## Directions for this task
Faithfully return all lines, omitting every embedded picture.

## Available data
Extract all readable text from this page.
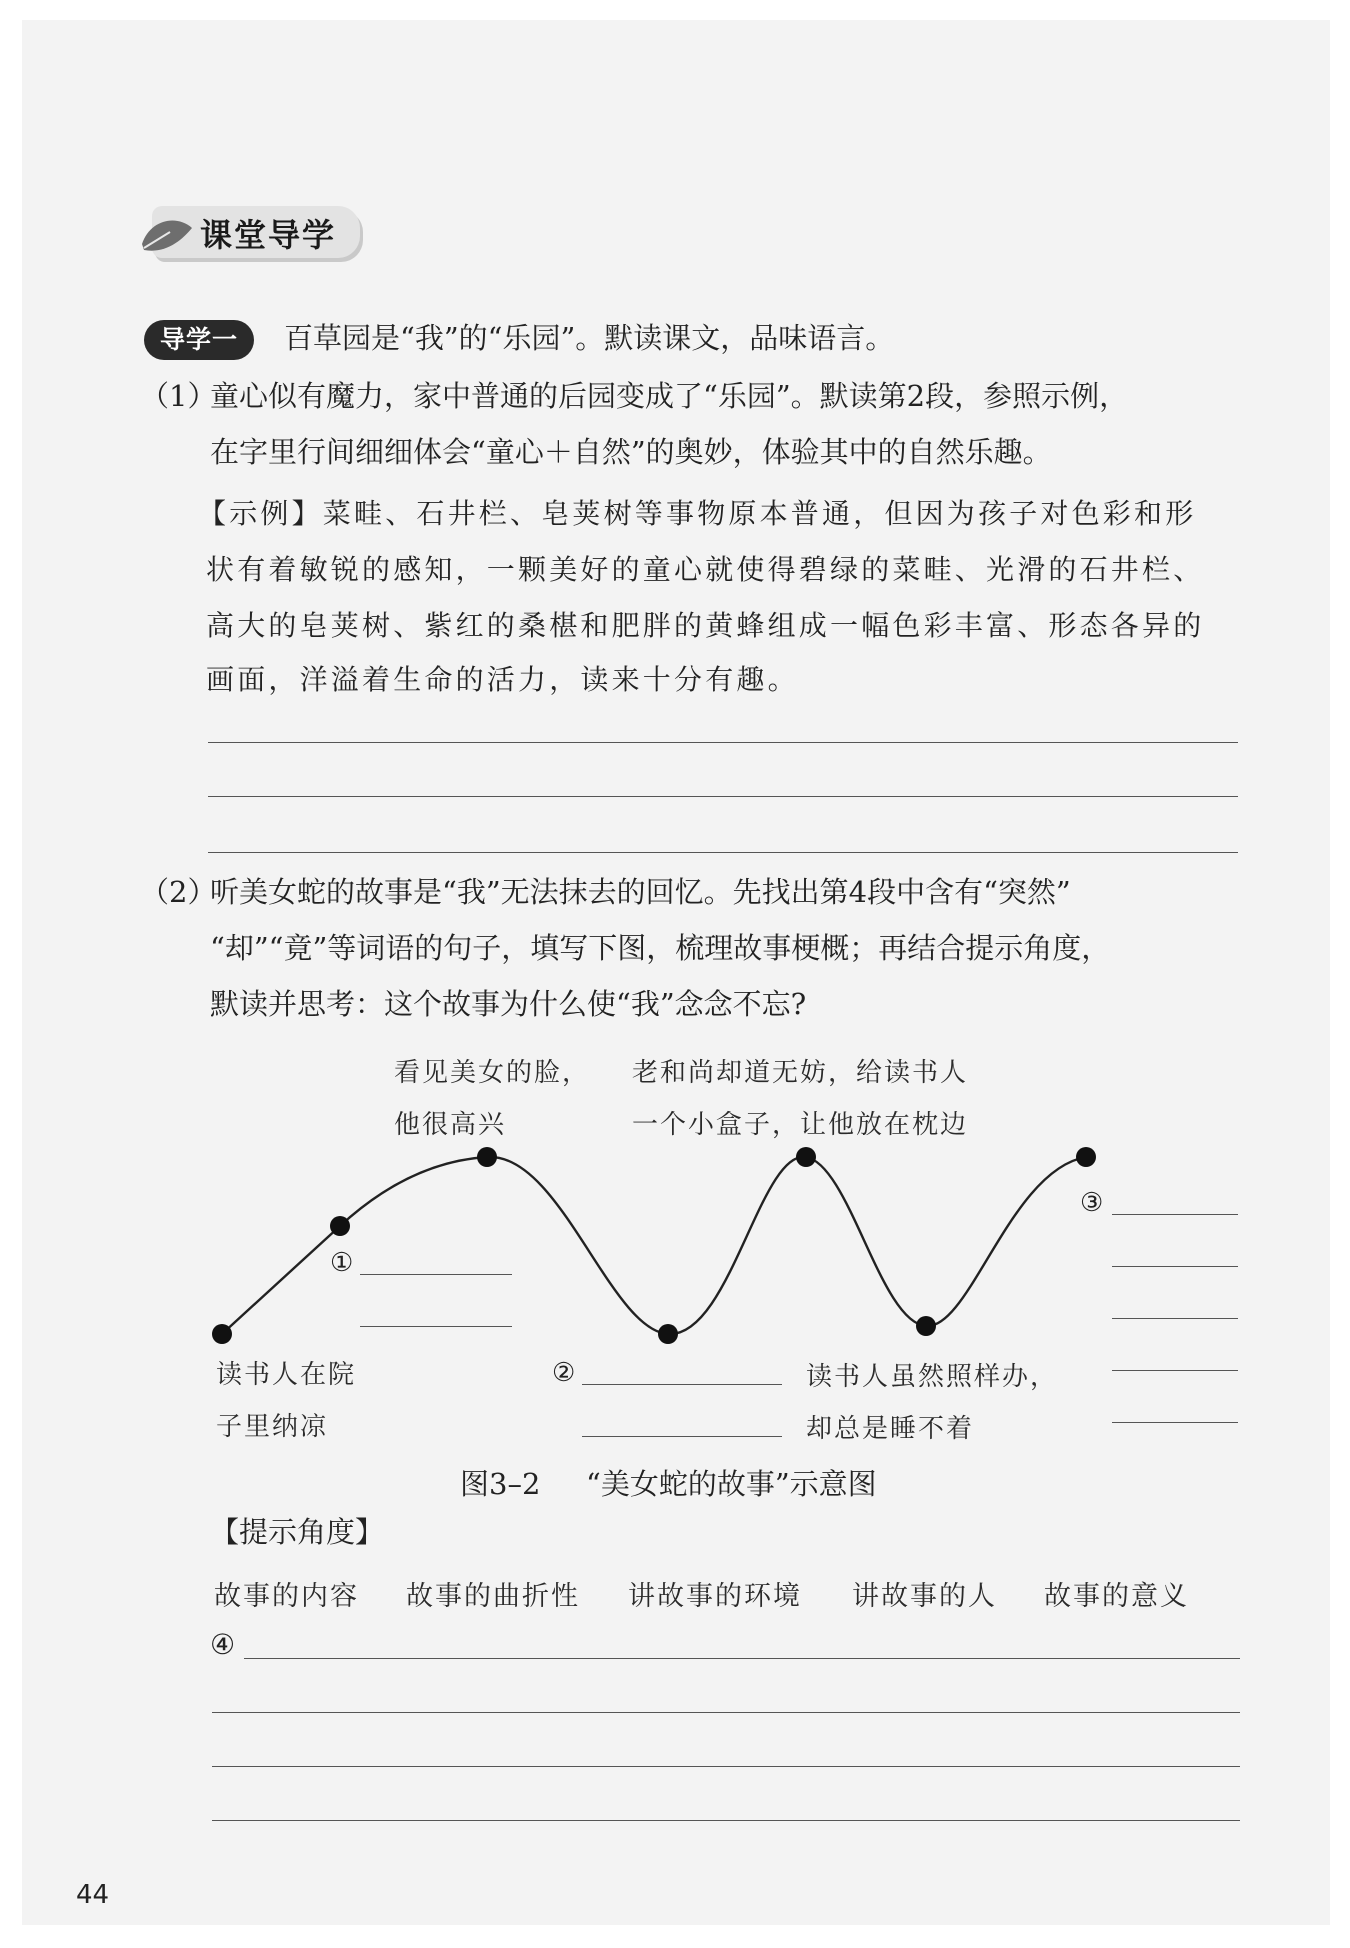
课堂导学
导学一	百草园是“我”的“乐园”。默读课文，品味语言。
（1）
童心似有魔力，家中普通的后园变成了“乐园”。默读第2段，参照示例，
在字里行间细细体会“童心＋自然”的奥妙，体验其中的自然乐趣。
【示例】菜畦、石井栏、皂荚树等事物原本普通，但因为孩子对色彩和形
状有着敏锐的感知，一颗美好的童心就使得碧绿的菜畦、光滑的石井栏、
高大的皂荚树、紫红的桑椹和肥胖的黄蜂组成一幅色彩丰富、形态各异的
画面，洋溢着生命的活力，读来十分有趣。
（2）
听美女蛇的故事是“我”无法抹去的回忆。先找出第4段中含有“突然”
“却”“竟”等词语的句子，填写下图，梳理故事梗概；再结合提示角度，
默读并思考：这个故事为什么使“我”念念不忘?
看见美女的脸，
他很高兴
老和尚却道无妨，给读书人
一个小盒子，让他放在枕边
①
读书人在院
子里纳凉
②	读书人虽然照样办，
却总是睡不着
③
图3–2 “美女蛇的故事”示意图
【提示角度】
故事的内容 故事的曲折性 讲故事的环境 讲故事的人 故事的意义
④
44
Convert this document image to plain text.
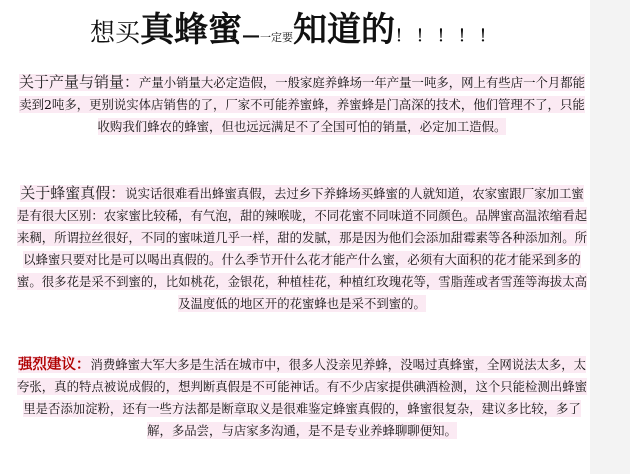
想买真蜂蜜—一定要知道的！！！！！
关于产量与销量：产量小销量大必定造假，一般家庭养蜂场一年产量一吨多，网上有些店一个月都能卖到2吨多，更别说实体店销售的了，厂家不可能养蜜蜂，养蜜蜂是门高深的技术，他们管理不了，只能收购我们蜂农的蜂蜜，但也远远满足不了全国可怕的销量，必定加工造假。
关于蜂蜜真假：说实话很难看出蜂蜜真假，去过乡下养蜂场买蜂蜜的人就知道，农家蜜跟厂家加工蜜是有很大区别：农家蜜比较稀，有气泡，甜的辣喉咙，不同花蜜不同味道不同颜色。品牌蜜高温浓缩看起来稠，所谓拉丝很好，不同的蜜味道几乎一样，甜的发腻，那是因为他们会添加甜霉素等各种添加剂。所以蜂蜜只要对比是可以喝出真假的。什么季节开什么花才能产什么蜜，必须有大面积的花才能采到多的蜜。很多花是采不到蜜的，比如桃花，金银花，种植桂花，种植红玫瑰花等，雪脂莲或者雪莲等海拔太高及温度低的地区开的花蜜蜂也是采不到蜜的。
强烈建议：消费蜂蜜大军大多是生活在城市中，很多人没亲见养蜂，没喝过真蜂蜜，全网说法太多，太夸张，真的特点被说成假的，想判断真假是不可能神话。有不少店家提供碘酒检测，这个只能检测出蜂蜜里是否添加淀粉，还有一些方法都是断章取义是很难鉴定蜂蜜真假的，蜂蜜很复杂，建议多比较，多了解，多品尝，与店家多沟通，是不是专业养蜂聊聊便知。
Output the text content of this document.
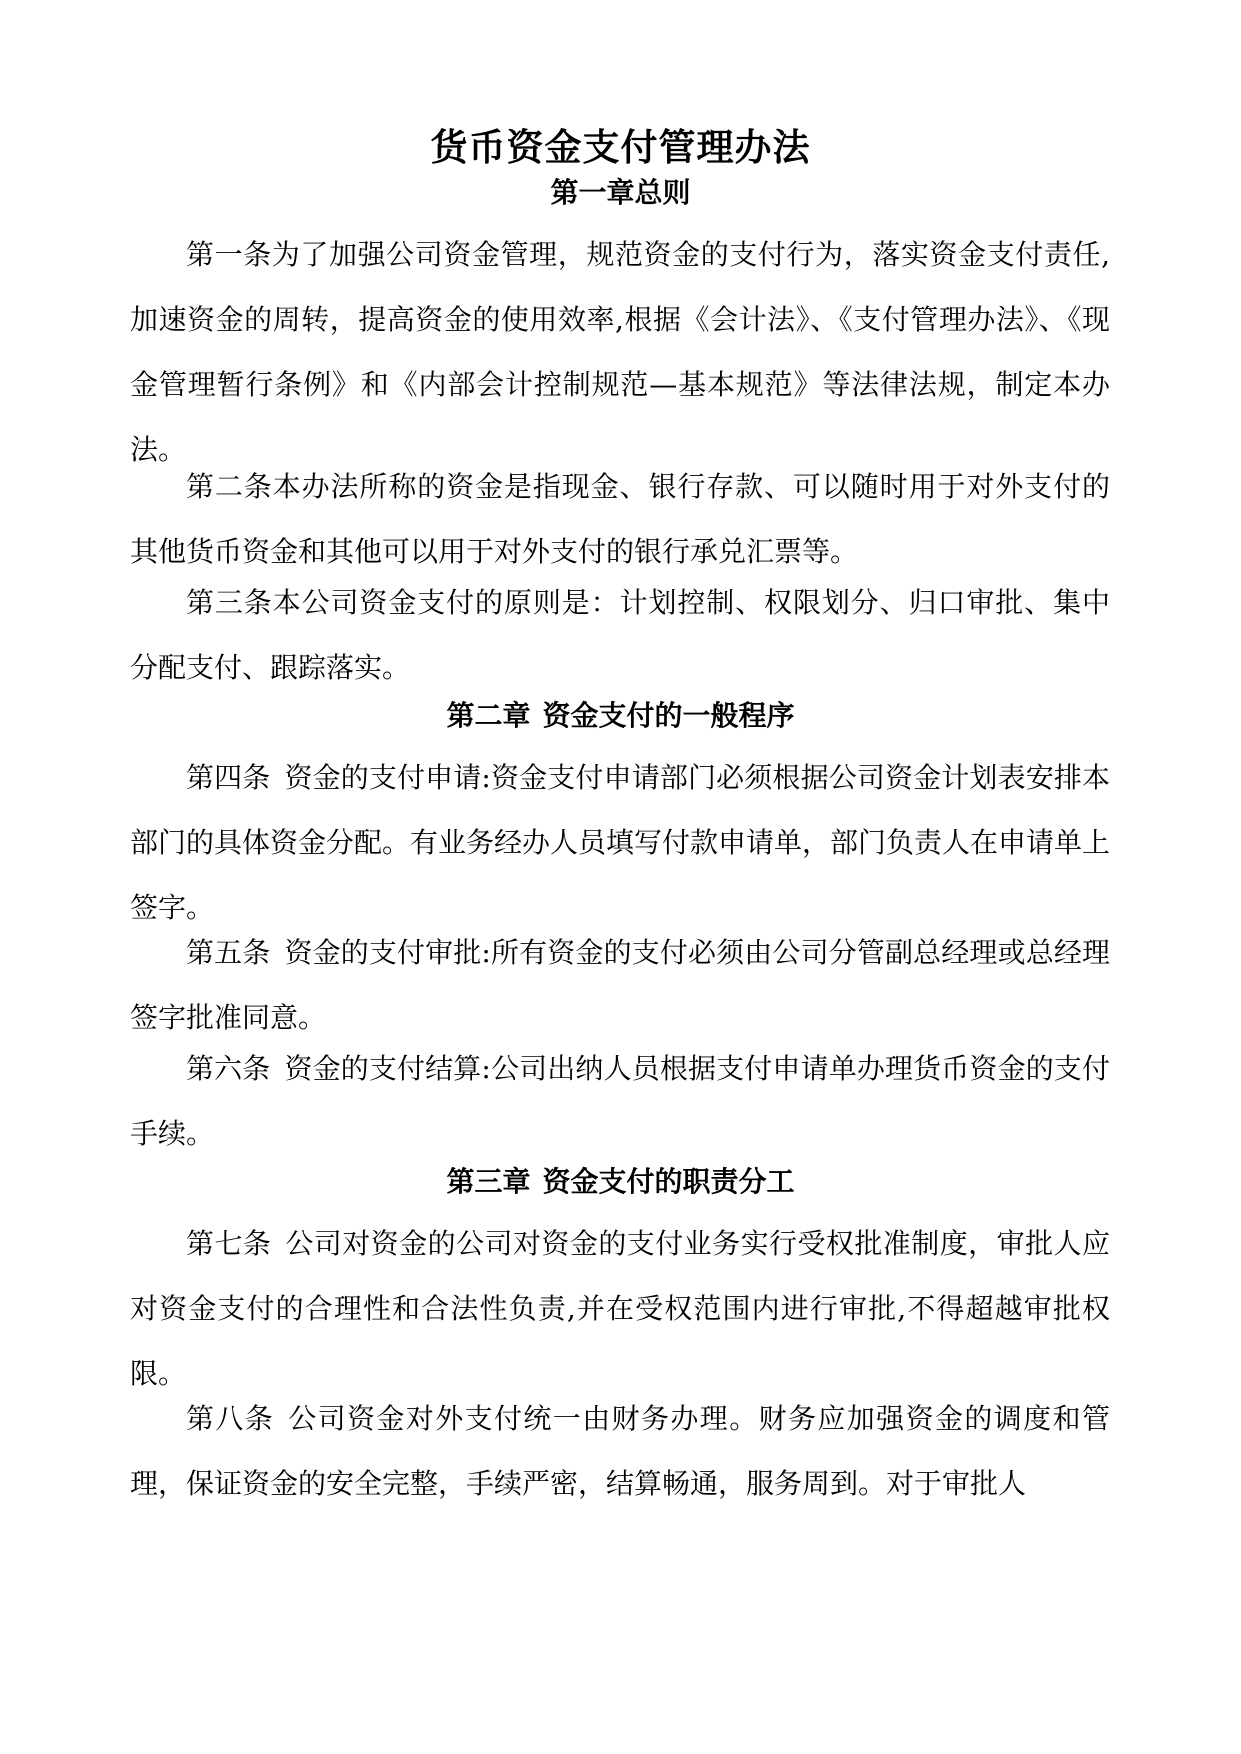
货币资金支付管理办法
第一章总则
第一条为了加强公司资金管理，规范资金的支付行为，落实资金支付责任,加速资金的周转，提高资金的使用效率,根据《会计法》、《支付管理办法》、《现金管理暂行条例》和《内部会计控制规范—基本规范》等法律法规，制定本办法。
第二条本办法所称的资金是指现金、银行存款、可以随时用于对外支付的其他货币资金和其他可以用于对外支付的银行承兑汇票等。
第三条本公司资金支付的原则是：计划控制、权限划分、归口审批、集中分配支付、跟踪落实。
第二章 资金支付的一般程序
第四条 资金的支付申请:资金支付申请部门必须根据公司资金计划表安排本部门的具体资金分配。有业务经办人员填写付款申请单，部门负责人在申请单上签字。
第五条 资金的支付审批:所有资金的支付必须由公司分管副总经理或总经理签字批准同意。
第六条 资金的支付结算:公司出纳人员根据支付申请单办理货币资金的支付手续。
第三章 资金支付的职责分工
第七条 公司对资金的公司对资金的支付业务实行受权批准制度，审批人应对资金支付的合理性和合法性负责,并在受权范围内进行审批,不得超越审批权限。
第八条 公司资金对外支付统一由财务办理。财务应加强资金的调度和管理，保证资金的安全完整，手续严密，结算畅通，服务周到。对于审批人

## Answer to the task
Extract all readable text from this page.
课堂导学
导学一	百草园是“我”的“乐园”。默读课文，品味语言。
（1）
童心似有魔力，家中普通的后园变成了“乐园”。默读第2段，参照示例，
在字里行间细细体会“童心＋自然”的奥妙，体验其中的自然乐趣。
【示例】菜畦、石井栏、皂荚树等事物原本普通，但因为孩子对色彩和形
状有着敏锐的感知，一颗美好的童心就使得碧绿的菜畦、光滑的石井栏、
高大的皂荚树、紫红的桑椹和肥胖的黄蜂组成一幅色彩丰富、形态各异的
画面，洋溢着生命的活力，读来十分有趣。
（2）
听美女蛇的故事是“我”无法抹去的回忆。先找出第4段中含有“突然”
“却”“竟”等词语的句子，填写下图，梳理故事梗概；再结合提示角度，
默读并思考：这个故事为什么使“我”念念不忘?
看见美女的脸，
他很高兴
老和尚却道无妨，给读书人
一个小盒子，让他放在枕边
①
读书人在院
子里纳凉
②	读书人虽然照样办，
却总是睡不着
③
图3–2 “美女蛇的故事”示意图
【提示角度】
故事的内容 故事的曲折性 讲故事的环境 讲故事的人 故事的意义
④
44
Convert this document image to plain text.
想买真蜂蜜—一定要知道的！！！！！
关于产量与销量：产量小销量大必定造假，一般家庭养蜂场一年产量一吨多，网上有些店一个月都能卖到2吨多，更别说实体店销售的了，厂家不可能养蜜蜂，养蜜蜂是门高深的技术，他们管理不了，只能收购我们蜂农的蜂蜜，但也远远满足不了全国可怕的销量，必定加工造假。
关于蜂蜜真假：说实话很难看出蜂蜜真假，去过乡下养蜂场买蜂蜜的人就知道，农家蜜跟厂家加工蜜是有很大区别：农家蜜比较稀，有气泡，甜的辣喉咙，不同花蜜不同味道不同颜色。品牌蜜高温浓缩看起来稠，所谓拉丝很好，不同的蜜味道几乎一样，甜的发腻，那是因为他们会添加甜霉素等各种添加剂。所以蜂蜜只要对比是可以喝出真假的。什么季节开什么花才能产什么蜜，必须有大面积的花才能采到多的蜜。很多花是采不到蜜的，比如桃花，金银花，种植桂花，种植红玫瑰花等，雪脂莲或者雪莲等海拔太高及温度低的地区开的花蜜蜂也是采不到蜜的。
强烈建议：消费蜂蜜大军大多是生活在城市中，很多人没亲见养蜂，没喝过真蜂蜜，全网说法太多，太夸张，真的特点被说成假的，想判断真假是不可能神话。有不少店家提供碘酒检测，这个只能检测出蜂蜜里是否添加淀粉，还有一些方法都是断章取义是很难鉴定蜂蜜真假的，蜂蜜很复杂，建议多比较，多了解，多品尝，与店家多沟通，是不是专业养蜂聊聊便知。
Output the text content of this document.
货币资金支付管理办法
第一章总则
第一条为了加强公司资金管理，规范资金的支付行为，落实资金支付责任,加速资金的周转，提高资金的使用效率,根据《会计法》、《支付管理办法》、《现金管理暂行条例》和《内部会计控制规范—基本规范》等法律法规，制定本办法。
第二条本办法所称的资金是指现金、银行存款、可以随时用于对外支付的其他货币资金和其他可以用于对外支付的银行承兑汇票等。
第三条本公司资金支付的原则是：计划控制、权限划分、归口审批、集中分配支付、跟踪落实。
第二章 资金支付的一般程序
第四条 资金的支付申请:资金支付申请部门必须根据公司资金计划表安排本部门的具体资金分配。有业务经办人员填写付款申请单，部门负责人在申请单上签字。
第五条 资金的支付审批:所有资金的支付必须由公司分管副总经理或总经理签字批准同意。
第六条 资金的支付结算:公司出纳人员根据支付申请单办理货币资金的支付手续。
第三章 资金支付的职责分工
第七条 公司对资金的公司对资金的支付业务实行受权批准制度，审批人应对资金支付的合理性和合法性负责,并在受权范围内进行审批,不得超越审批权限。
第八条 公司资金对外支付统一由财务办理。财务应加强资金的调度和管理，保证资金的安全完整，手续严密，结算畅通，服务周到。对于审批人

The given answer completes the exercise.